[READING PASSAGE]
BEGIN
I'm in the U.S.  Planning on travel?  

You're fortunate.  I was about to bust out the tired old joke, "You're in Australia?  I know someone there.  Do you know them?"  

As for the "I'm a Black Belt" thing, well, yeah what they all said above.  I've got a couple of those black dyed pieces of cloth.  I had to work hard to get them but, well, it wasn't magic.  I've known any number of people with similar looking pieces of cloth who couldn't fight their way out of a wet paper bag if they were equipped with a pair of scissors, an instruction book, and an assistant.  I've known people who *didn't* have one of those pieces of cloth who were total, flat-out, fighting machines.  Show me your skill (or knowledge) instead of your belt.  One impresses me, the other doesn't.  <shrug>

Peace favor your sword,
Kirk


----------



## oftheherd1

Brmty2002 said:


> I train in Karate, GKR to be specific where I earned my first dan black belt. However, I am a new member on this site where it says that I am a white belt.
> I also train in Taekwondo, and Hapkido where I have only just started out.
> 
> I look forward to meeting you all,
> 
> Brmty2002.



As I expect you have figured out, the assigning of a belt rand has to do with the number of posts.

Are you at a school that teaches Karate, Taekwondo, and Hapkido, or do you study at more than one school?  How do you think you are doing training in all three?


----------



## Tez3

hoshin1600 said:


> I almost bought some suspenders last fall. That was when I realized that I was beyond being like my dad and I was dressing like my grandfather



Reading that through British eyes it comes out very weird , here ladies wear suspenders to hold up their stockings ( those old fashioned things that men like to see so much ) gentlemen wear braces to keep their trousers up, if they are pessimists they wear a belt as well hence the expression when you are being very careful 'it's a belt and braces situation'.

I now have visions of your family dressing like they were in the Rocky Horror show......
(or like lumberjacks.)


----------



## lklawson

Tez3 said:


> Reading that through British eyes it comes out very weird , here ladies wear suspenders to hold up their stockings ( those old fashioned things that men like to see so much ) gentlemen wear braces to keep their trousers up, if they are pessimists they wear a belt as well hence the expression when you are being very careful 'it's a belt and braces situation'.
> 
> I now have visions of your family dressing like they were in the Rocky Horror show......
> (or like lumberjacks.)


Is this where we start talking about lift/elevator, torch/flashlight, and follow up with a discussion about pants before we all end up laughing hysterically about two nations separated by a common language?

I love those.  After that can we move on to differences between cursing?
END
[OBJECTIVE 1] Quote the forum thread word for word, from "## oftheherd1" up to and including "a white belt.".
[OBJECTIVE 2] Please print the lines of the entries below, from the line with "For every button, label, input, icon, or" up to and including the line with "- svg-text:C: C: [410, 484, 418, 496]", and nothing else.

[AVAILABLE RECORDS]
BEGIN
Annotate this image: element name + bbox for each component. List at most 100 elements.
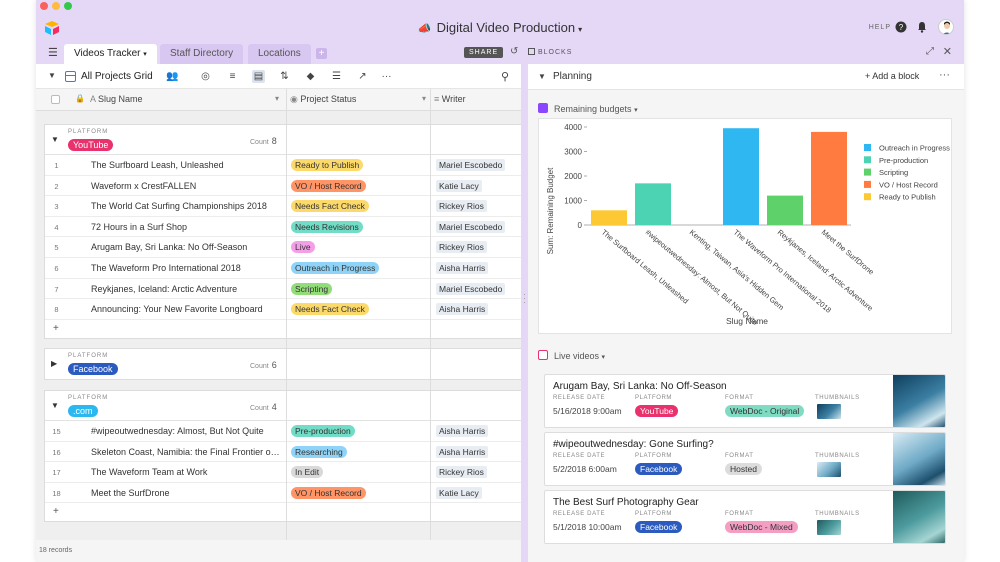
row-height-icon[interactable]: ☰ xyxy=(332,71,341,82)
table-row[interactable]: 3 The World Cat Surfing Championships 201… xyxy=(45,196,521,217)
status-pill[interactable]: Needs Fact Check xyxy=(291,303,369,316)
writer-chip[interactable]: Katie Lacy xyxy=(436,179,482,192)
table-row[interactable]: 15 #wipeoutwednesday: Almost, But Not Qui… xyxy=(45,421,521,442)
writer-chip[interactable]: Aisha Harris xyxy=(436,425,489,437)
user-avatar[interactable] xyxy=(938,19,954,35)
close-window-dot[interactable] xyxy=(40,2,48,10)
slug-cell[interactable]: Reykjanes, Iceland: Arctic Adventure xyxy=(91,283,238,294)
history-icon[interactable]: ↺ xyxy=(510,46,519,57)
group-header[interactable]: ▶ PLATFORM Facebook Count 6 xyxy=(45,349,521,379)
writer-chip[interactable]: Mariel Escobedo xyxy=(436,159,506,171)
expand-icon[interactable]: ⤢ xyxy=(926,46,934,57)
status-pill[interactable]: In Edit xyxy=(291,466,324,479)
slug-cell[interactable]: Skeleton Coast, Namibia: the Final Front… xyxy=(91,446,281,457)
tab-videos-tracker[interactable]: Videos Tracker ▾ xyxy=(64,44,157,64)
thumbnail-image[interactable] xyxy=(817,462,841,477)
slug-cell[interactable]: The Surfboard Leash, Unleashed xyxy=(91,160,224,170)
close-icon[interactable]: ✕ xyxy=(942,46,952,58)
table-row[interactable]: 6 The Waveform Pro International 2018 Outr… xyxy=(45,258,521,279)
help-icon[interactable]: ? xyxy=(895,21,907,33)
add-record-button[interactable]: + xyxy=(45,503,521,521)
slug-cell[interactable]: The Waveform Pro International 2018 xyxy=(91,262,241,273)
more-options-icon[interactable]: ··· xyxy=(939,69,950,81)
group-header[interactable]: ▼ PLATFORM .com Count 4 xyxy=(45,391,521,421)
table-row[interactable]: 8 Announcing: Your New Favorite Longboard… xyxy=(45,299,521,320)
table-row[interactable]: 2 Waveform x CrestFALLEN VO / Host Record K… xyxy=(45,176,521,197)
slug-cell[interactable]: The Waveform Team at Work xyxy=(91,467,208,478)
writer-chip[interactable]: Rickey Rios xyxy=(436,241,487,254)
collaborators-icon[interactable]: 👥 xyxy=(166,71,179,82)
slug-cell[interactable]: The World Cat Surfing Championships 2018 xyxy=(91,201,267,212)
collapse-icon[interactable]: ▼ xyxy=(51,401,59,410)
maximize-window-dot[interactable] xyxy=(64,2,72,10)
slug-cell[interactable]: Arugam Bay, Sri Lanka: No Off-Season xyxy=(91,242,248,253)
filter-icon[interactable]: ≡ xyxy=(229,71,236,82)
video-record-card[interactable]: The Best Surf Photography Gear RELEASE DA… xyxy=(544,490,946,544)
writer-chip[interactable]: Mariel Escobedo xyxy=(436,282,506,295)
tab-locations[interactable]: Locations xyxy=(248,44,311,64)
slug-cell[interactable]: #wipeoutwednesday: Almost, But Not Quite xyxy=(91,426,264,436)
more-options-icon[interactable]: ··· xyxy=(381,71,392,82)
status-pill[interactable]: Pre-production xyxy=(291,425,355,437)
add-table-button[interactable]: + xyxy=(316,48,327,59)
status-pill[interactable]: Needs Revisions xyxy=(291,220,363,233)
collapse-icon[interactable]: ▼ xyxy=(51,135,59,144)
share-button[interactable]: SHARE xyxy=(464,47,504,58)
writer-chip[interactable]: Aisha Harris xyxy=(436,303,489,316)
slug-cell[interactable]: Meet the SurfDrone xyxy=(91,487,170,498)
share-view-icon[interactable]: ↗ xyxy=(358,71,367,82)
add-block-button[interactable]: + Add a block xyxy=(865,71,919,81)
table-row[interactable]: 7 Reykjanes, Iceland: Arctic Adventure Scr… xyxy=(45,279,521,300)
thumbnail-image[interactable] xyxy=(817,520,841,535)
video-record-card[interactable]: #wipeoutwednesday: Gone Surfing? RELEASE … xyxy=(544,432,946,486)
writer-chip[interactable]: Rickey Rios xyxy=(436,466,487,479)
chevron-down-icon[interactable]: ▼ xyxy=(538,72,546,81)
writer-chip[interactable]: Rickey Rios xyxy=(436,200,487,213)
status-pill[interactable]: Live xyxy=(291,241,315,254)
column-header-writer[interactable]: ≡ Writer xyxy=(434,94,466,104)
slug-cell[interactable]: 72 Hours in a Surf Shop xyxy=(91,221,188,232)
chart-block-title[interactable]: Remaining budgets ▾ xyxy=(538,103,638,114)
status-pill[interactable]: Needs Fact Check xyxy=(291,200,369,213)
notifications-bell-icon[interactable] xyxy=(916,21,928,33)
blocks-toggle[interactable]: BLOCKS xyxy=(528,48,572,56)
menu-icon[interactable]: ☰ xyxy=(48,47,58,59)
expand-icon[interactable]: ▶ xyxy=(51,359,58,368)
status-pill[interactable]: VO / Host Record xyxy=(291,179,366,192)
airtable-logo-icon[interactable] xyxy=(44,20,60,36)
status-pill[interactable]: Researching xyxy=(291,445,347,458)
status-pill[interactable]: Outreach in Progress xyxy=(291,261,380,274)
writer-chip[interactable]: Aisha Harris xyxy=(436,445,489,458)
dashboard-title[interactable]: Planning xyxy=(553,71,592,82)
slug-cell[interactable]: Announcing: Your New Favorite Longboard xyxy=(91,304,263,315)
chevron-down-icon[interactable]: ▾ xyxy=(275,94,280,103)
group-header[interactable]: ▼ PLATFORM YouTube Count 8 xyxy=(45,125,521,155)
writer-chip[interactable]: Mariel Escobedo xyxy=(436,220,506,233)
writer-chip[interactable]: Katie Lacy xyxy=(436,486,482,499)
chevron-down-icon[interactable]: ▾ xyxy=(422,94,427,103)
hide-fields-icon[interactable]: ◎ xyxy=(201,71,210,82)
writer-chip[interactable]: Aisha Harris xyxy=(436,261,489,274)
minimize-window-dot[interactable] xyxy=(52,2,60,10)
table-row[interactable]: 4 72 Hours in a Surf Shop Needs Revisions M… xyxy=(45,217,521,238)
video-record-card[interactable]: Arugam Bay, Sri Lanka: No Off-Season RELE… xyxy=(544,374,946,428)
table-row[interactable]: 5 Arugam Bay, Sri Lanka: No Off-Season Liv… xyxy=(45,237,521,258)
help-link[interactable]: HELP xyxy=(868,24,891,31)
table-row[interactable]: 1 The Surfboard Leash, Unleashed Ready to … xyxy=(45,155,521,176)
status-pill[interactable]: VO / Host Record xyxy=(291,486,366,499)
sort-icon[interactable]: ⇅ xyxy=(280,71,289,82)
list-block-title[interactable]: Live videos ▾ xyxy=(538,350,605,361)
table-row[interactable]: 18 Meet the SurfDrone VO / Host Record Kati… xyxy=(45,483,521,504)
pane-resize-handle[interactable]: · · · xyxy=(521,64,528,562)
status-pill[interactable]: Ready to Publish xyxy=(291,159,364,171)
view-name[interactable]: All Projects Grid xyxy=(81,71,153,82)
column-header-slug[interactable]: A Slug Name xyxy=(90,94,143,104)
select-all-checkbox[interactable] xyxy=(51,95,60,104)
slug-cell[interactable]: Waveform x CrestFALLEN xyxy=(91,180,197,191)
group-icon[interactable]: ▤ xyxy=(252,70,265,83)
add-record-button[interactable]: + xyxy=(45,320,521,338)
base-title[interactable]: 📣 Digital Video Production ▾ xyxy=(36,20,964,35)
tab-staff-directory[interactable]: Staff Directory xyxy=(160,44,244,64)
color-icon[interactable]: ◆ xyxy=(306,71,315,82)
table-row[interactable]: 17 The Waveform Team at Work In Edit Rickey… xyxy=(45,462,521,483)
END
BEGIN
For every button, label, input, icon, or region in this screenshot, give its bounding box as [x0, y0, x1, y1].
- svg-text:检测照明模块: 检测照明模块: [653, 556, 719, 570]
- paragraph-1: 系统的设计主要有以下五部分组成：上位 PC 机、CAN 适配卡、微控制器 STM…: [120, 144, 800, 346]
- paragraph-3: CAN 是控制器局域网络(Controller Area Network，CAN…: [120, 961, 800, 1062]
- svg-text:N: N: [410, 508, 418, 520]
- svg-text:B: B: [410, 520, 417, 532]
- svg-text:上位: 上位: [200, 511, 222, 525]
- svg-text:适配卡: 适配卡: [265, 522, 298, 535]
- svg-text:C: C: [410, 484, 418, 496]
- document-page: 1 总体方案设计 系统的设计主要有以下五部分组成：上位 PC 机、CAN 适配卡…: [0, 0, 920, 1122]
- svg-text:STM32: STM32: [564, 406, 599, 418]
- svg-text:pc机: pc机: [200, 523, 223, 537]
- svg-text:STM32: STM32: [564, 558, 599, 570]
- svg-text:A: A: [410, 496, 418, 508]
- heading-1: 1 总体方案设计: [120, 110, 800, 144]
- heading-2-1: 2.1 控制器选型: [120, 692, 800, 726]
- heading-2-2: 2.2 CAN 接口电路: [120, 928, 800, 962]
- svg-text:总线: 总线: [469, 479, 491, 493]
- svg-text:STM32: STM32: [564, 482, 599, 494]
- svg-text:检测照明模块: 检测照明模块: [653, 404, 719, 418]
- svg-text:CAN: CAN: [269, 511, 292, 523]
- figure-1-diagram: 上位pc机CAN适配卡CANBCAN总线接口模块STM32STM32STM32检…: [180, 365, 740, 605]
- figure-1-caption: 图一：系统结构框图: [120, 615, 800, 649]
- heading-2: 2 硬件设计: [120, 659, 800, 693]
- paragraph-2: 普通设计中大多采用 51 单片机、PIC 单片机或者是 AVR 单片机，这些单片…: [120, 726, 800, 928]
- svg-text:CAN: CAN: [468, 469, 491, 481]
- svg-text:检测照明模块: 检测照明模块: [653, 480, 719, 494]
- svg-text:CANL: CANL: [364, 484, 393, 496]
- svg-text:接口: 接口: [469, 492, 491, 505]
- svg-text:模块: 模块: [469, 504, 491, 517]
END
[FULL ANSWER 1]
## oftheherd1

Brmty2002 said:


> I train in Karate, GKR to be specific where I earned my first dan black belt. However, I am a new member on this site where it says that I am a white belt.

[FULL ANSWER 2]
For every button, label, input, icon, or region in this screenshot, give its bounding box as [x0, y0, x1, y1].
- svg-text:检测照明模块: 检测照明模块: [653, 556, 719, 570]
- paragraph-1: 系统的设计主要有以下五部分组成：上位 PC 机、CAN 适配卡、微控制器 STM…: [120, 144, 800, 346]
- paragraph-3: CAN 是控制器局域网络(Controller Area Network，CAN…: [120, 961, 800, 1062]
- svg-text:N: N: [410, 508, 418, 520]
- svg-text:B: B: [410, 520, 417, 532]
- svg-text:上位: 上位: [200, 511, 222, 525]
- svg-text:适配卡: 适配卡: [265, 522, 298, 535]
- svg-text:C: C: [410, 484, 418, 496]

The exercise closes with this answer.